▶ [SUPPLIED TEXT]
It is said in the Bhagavad Gita and in other scriptures that whatever you are thinking of at the time of your death will propel you into your next life. That being said, it is sad to know that many people when they meet death unexpectedly, like in an accident or plane crash say the mantra, “Oh Sh-t!,” unconsciously giving direction to their next incarnation. The great yogi Gandhi was practiced in his recitation of mantra, and when the assassin’s bullet hit him, he remembered to utter “Ram,” which no doubt pointed his soul in a good direction for his journey.

The nature of God is satchidananda—existence (sat), knowledge (chit) and mostly bliss (ananda). God is omniscient and omnipresent, but if you want to know His blissful form—and who wouldn’t?—you must focus on that with every thought or word you say. God is polite and does not interfere with us unless we reach out to Him and ask for His presence to be in our lives. When you want to get someone’s attention, knowing their name is important. It is the same with God: to get God’s attention you must call his name. “Hey you” is not enough. It is better to be specific.

[Data extracted from a collection]
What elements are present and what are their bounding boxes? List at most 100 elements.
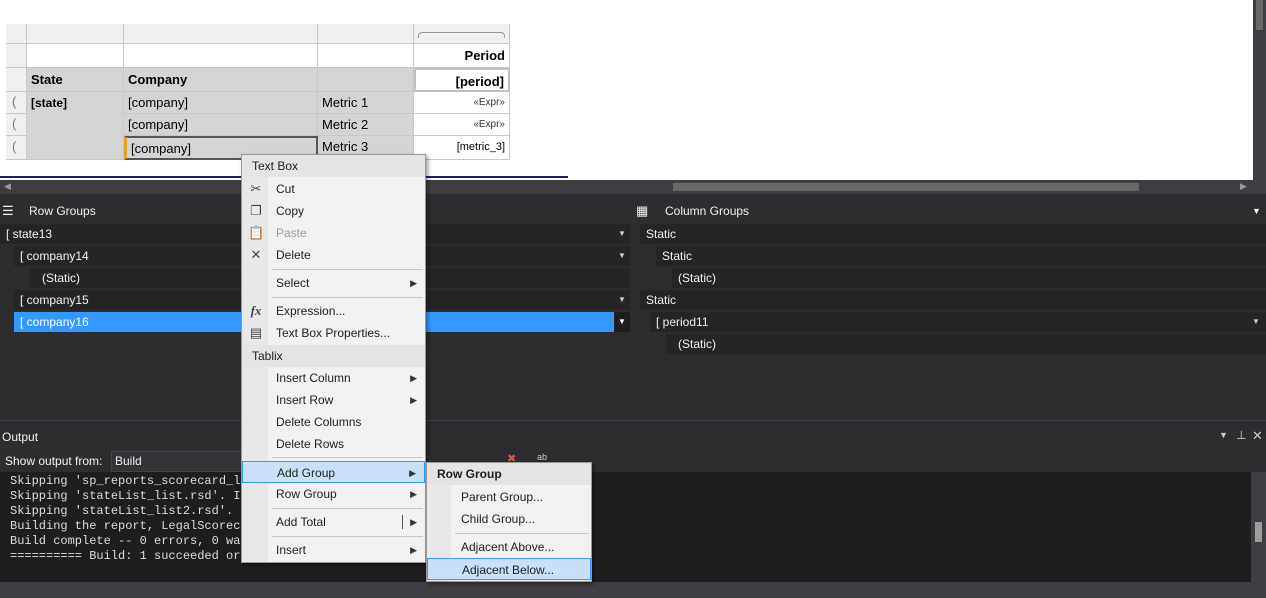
company-header-cell[interactable]: Company bbox=[124, 68, 318, 92]
menu-item-textbox-properties[interactable]: ▤ Text Box Properties... bbox=[242, 322, 425, 344]
submenu-arrow-icon: ▶ bbox=[410, 489, 417, 499]
column-group-static[interactable]: Static bbox=[640, 224, 1266, 244]
output-line: Building the report, LegalScoreca bbox=[10, 519, 248, 533]
window-position-icon[interactable]: ▼ bbox=[1219, 430, 1228, 440]
menu-item-insert-column[interactable]: Insert Column ▶ bbox=[242, 367, 425, 389]
output-vertical-scrollbar[interactable] bbox=[1251, 472, 1266, 582]
output-line: Skipping 'sp_reports_scorecard_le bbox=[10, 474, 248, 488]
output-title: Output bbox=[2, 430, 39, 444]
row-handle[interactable] bbox=[6, 114, 27, 136]
state-value-cell[interactable]: [state] bbox=[27, 92, 124, 160]
submenu-header-row-group: Row Group bbox=[427, 463, 591, 485]
submenu-arrow-icon: ▶ bbox=[410, 373, 417, 383]
menu-item-insert-row[interactable]: Insert Row ▶ bbox=[242, 389, 425, 411]
design-vertical-scrollbar[interactable] bbox=[1253, 0, 1266, 180]
company-cell-2[interactable]: [company] bbox=[124, 114, 318, 136]
column-group-static[interactable]: Static bbox=[656, 246, 1266, 266]
period-header-cell[interactable]: Period bbox=[414, 44, 510, 68]
design-horizontal-scrollbar[interactable]: ◀ ▶ bbox=[0, 180, 1266, 194]
output-horizontal-scrollbar[interactable] bbox=[0, 582, 1266, 598]
column-group-static[interactable]: (Static) bbox=[666, 334, 1266, 354]
dropdown-arrow-icon[interactable]: ▼ bbox=[614, 246, 630, 266]
row-handle[interactable] bbox=[6, 44, 27, 68]
column-handle[interactable] bbox=[318, 24, 414, 44]
metric-cell-1[interactable]: Metric 1 bbox=[318, 92, 414, 114]
empty-header-cell[interactable] bbox=[318, 68, 414, 92]
submenu-arrow-icon: ▶ bbox=[410, 545, 417, 555]
show-output-label: Show output from: bbox=[5, 454, 103, 468]
menu-item-add-group[interactable]: Add Group ▶ bbox=[242, 461, 425, 483]
expr-cell-1[interactable]: «Expr» bbox=[414, 92, 510, 114]
expr-cell-2[interactable]: «Expr» bbox=[414, 114, 510, 136]
menu-item-child-group[interactable]: Child Group... bbox=[427, 508, 591, 530]
state-header-cell[interactable]: State bbox=[27, 68, 124, 92]
expression-icon: fx bbox=[250, 303, 262, 318]
menu-item-row-group[interactable]: Row Group ▶ bbox=[242, 483, 425, 505]
menu-item-insert[interactable]: Insert ▶ bbox=[242, 539, 425, 561]
pin-icon[interactable]: ⊥ bbox=[1236, 428, 1246, 442]
row-handle[interactable] bbox=[6, 92, 27, 114]
output-text-area[interactable]: Skipping 'sp_reports_scorecard_le Skippi… bbox=[0, 472, 1251, 582]
menu-item-adjacent-above[interactable]: Adjacent Above... bbox=[427, 536, 591, 558]
column-group-period11[interactable]: [ period11 bbox=[650, 312, 1266, 332]
row-handle[interactable] bbox=[6, 136, 27, 160]
dropdown-arrow-icon[interactable]: ▼ bbox=[614, 224, 630, 244]
paste-icon: 📋 bbox=[248, 225, 265, 240]
menu-item-delete-columns[interactable]: Delete Columns bbox=[242, 411, 425, 433]
empty-cell[interactable] bbox=[27, 44, 124, 68]
group-bracket-icon: ( bbox=[12, 94, 17, 109]
submenu-arrow-icon: ▶ bbox=[410, 395, 417, 405]
report-design-surface[interactable]: Period State Company [period] ( ( ( [sta… bbox=[0, 0, 1253, 180]
menu-item-select[interactable]: Select ▶ bbox=[242, 272, 425, 294]
menu-item-delete-rows[interactable]: Delete Rows bbox=[242, 433, 425, 455]
menu-item-adjacent-below[interactable]: Adjacent Below... bbox=[427, 558, 591, 580]
column-group-handle[interactable] bbox=[414, 24, 510, 44]
menu-header-textbox: Text Box bbox=[242, 155, 425, 177]
delete-icon: ✕ bbox=[250, 247, 262, 262]
column-group-static[interactable]: Static bbox=[640, 290, 1266, 310]
group-bracket-icon: ( bbox=[12, 139, 17, 154]
row-groups-icon: ☰ bbox=[2, 203, 14, 218]
period-value-cell[interactable]: [period] bbox=[414, 68, 510, 92]
menu-item-parent-group[interactable]: Parent Group... bbox=[427, 486, 591, 508]
column-handle[interactable] bbox=[27, 24, 124, 44]
dropdown-arrow-icon[interactable]: ▼ bbox=[614, 290, 630, 310]
menu-item-delete[interactable]: ✕ Delete bbox=[242, 244, 425, 266]
menu-item-copy[interactable]: ❐ Copy bbox=[242, 200, 425, 222]
metric-cell-2[interactable]: Metric 2 bbox=[318, 114, 414, 136]
output-line: Skipping 'stateList_list2.rsd'. I bbox=[10, 504, 248, 518]
dropdown-arrow-icon[interactable]: ▼ bbox=[1252, 200, 1261, 222]
close-icon[interactable]: ✕ bbox=[1252, 428, 1263, 444]
copy-icon: ❐ bbox=[250, 203, 262, 218]
empty-cell[interactable] bbox=[124, 44, 318, 68]
menu-item-add-total[interactable]: Add Total ▶ bbox=[242, 511, 425, 533]
tablix-corner-handle[interactable] bbox=[6, 24, 27, 44]
output-line: ========== Build: 1 succeeded or bbox=[10, 549, 248, 563]
submenu-arrow-icon: ▶ bbox=[410, 517, 417, 527]
submenu-arrow-icon: ▶ bbox=[410, 278, 417, 288]
dropdown-arrow-icon[interactable]: ▼ bbox=[1248, 312, 1264, 332]
company-cell-1[interactable]: [company] bbox=[124, 92, 318, 114]
column-groups-icon: ▦ bbox=[636, 203, 649, 218]
menu-item-cut[interactable]: ✂ Cut bbox=[242, 178, 425, 200]
scroll-right-icon[interactable]: ▶ bbox=[1240, 181, 1247, 192]
row-groups-title: Row Groups bbox=[29, 204, 96, 218]
column-group-static[interactable]: (Static) bbox=[672, 268, 1266, 288]
output-line: Build complete -- 0 errors, 0 war bbox=[10, 534, 248, 548]
add-group-submenu: Row Group Parent Group... Child Group...… bbox=[426, 462, 592, 582]
column-handle[interactable] bbox=[124, 24, 318, 44]
menu-item-paste[interactable]: 📋 Paste bbox=[242, 222, 425, 244]
metric3-expr-cell[interactable]: [metric_3] bbox=[414, 136, 510, 160]
context-menu: Text Box ✂ Cut ❐ Copy 📋 Paste ✕ Delete Selec… bbox=[241, 154, 426, 563]
empty-cell[interactable] bbox=[318, 44, 414, 68]
submenu-arrow-icon: ▶ bbox=[409, 468, 416, 478]
column-groups-title: Column Groups bbox=[665, 204, 750, 218]
output-source-select[interactable]: Build bbox=[111, 451, 251, 472]
output-line: Skipping 'stateList_list.rsd'. It bbox=[10, 489, 248, 503]
cut-icon: ✂ bbox=[250, 181, 262, 196]
row-handle[interactable] bbox=[6, 68, 27, 92]
scroll-left-icon[interactable]: ◀ bbox=[4, 181, 11, 192]
menu-item-expression[interactable]: fx Expression... bbox=[242, 300, 425, 322]
menu-header-tablix: Tablix bbox=[242, 345, 425, 367]
dropdown-arrow-icon[interactable]: ▼ bbox=[614, 312, 630, 332]
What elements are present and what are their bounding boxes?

▶ [JOBS]
• a. List the Sanskrit terms that the mantra passage gives as the components of satchidananda, each with its English meaning.
• b. Retype the mantra passage, starting with "The nature of" and going on through "to be specific.".

▶ [EXERCISE RESPONSES]
• a.
sat (existence)
chit (knowledge)
ananda (bliss)

• b.
The nature of God is satchidananda—existence (sat), knowledge (chit) and mostly bliss (ananda). God is omniscient and omnipresent, but if you want to know His blissful form—and who wouldn’t?—you must focus on that with every thought or word you say. God is polite and does not interfere with us unless we reach out to Him and ask for His presence to be in our lives. When you want to get someone’s attention, knowing their name is important. It is the same with God: to get God’s attention you must call his name. “Hey you” is not enough. It is better to be specific.